To-do list:
A. Answer these from the review of The Dark Knight:
(i) In what year did Nolan release The Dark Knight?
(ii) Which actor plays Harvey Dent?
(iii) What runtime does the review give for the film?
B. Carry on the review of The Dark Knight from the point where it stops.

Passage provided:

>> begin

After seeing 2005’s Batman Begins, I was convinced that director Christopher Nolan would be unable to top what he did in the arresting stage setter. The impossible was proved very possible when Nolan unleashed his darkest vision yet in 2008. The Dark Knight was a white-hot comic book thriller that blazed across the movie screen with such power, it was almost sublime. With The Dark Knight, Nolan not only raised the bar for any comic book film to come in its wake, but he also unleashed the late Heath Ledger’s Joker, a brilliant and demented demon of a villain that was the truest portrayal of the Clown Prince of Crime yet. The film was labeled a must-see for Ledger’s performance alone, many forgetting to even concentrate on the blistering story that left audience members traumatized by the end of the film. Nolan weaves a spellbinding crime epic that steamrolls the viewer with its constant twists and turns throughout its epic runtime of two and a half hours. And the real beauty of all of this? The film is a massively bleak superhero movie that doesn’t find our hero triumphing over the evil thrown his way. It was such a bold move on Nolan’s part and handled with such subtlety that many may have missed the fact that Batman didn’t walk away the victor.

For the three people out there who haven’t seen The Dark Knight, here is brief rundown of the overall plot. Set shortly after the events of Batman Begins, Batman (Played by Christian Bale) and Lieutenant Jim Gordon (Played by Gary Oldman) have the scum of Gotham City shaking in their boots. There also happens to be a new D.A. in town by the name of Harvey Dent (Played by Aaron Eckhart), who is anxious to join Batman and Gordon’s war on crime. Running out of options, the mob finds themselves approached by The Joker (Played by Heath Ledger), a sadistic killer in clown make-up who guarantees the jumpy thugs that he can flush Batman out of the shadows and kill him. The mob reluctantly agrees to accept his offer but they soon learn the error of their ways when the Joker is let loose on the streets of Gotham. As the body count rises, the Joker demands that Batman take off his mask and show the world who he really is. Refusing to give in to the demands of the unhinged terrorist, Bruce Wayne approaches Wayne Enterprises CEO Lucius Fox (Played by Morgan Freeman) to provide him a slew of new gadgets that will help him battle the Joker. With the Joker refusing to give in and growing more powerful with each passing second, Batman realizes that the only way to stop this scarred madman is to break his one rule and kill the Joker.

>> end

Source excerpt:
>> begin

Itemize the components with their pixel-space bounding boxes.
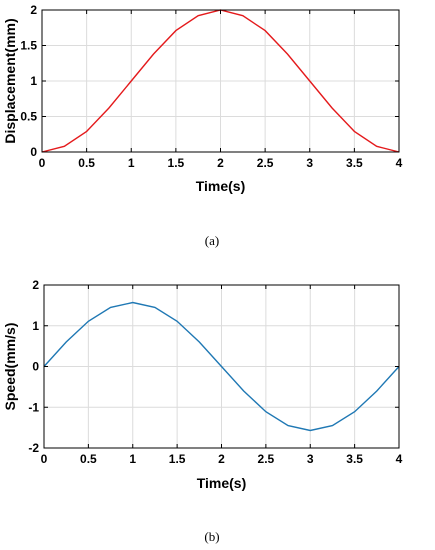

>> end

Task-by-task results:
A.
(i) 2008
(ii) Aaron Eckhart
(iii) Two and a half hours

B.
When it was announced that Heath Ledger would be playing the Joker, the news was met with mixed opinions. Many were intrigued, but they didn’t feel the actor would be able to topple the work that Jack Nicholson did in 1989. Others were downright horrified that this pretty boy actor would be tackling one of the most iconic villains of all time. I definitely fell into the first group until I saw a few leaked photos of the late actor with his face smeared with some of the most ghoulish make-up imaginable. It looked absolutely perfect to the point that I didn’t even care if his skin wasn’t permawhite. That was the LAST thing on my mind. Then I saw the first trailer and I was instantly sold. Ledger gives such a detailed performance that it almost takes a few viewings to really catch all the small details. His performance takes hold in his eyes, which appear to be black with evil. He smoothes back his greasy locks of grown out green hair while he consistently sucks at the bubbly scars that contort his mouth into a horrific smile. When he speaks, every word he snarls sounds like he is mocking the person he is speaking to and he always has a come back. He is an unpredictable force that really grabs you by the shorthairs.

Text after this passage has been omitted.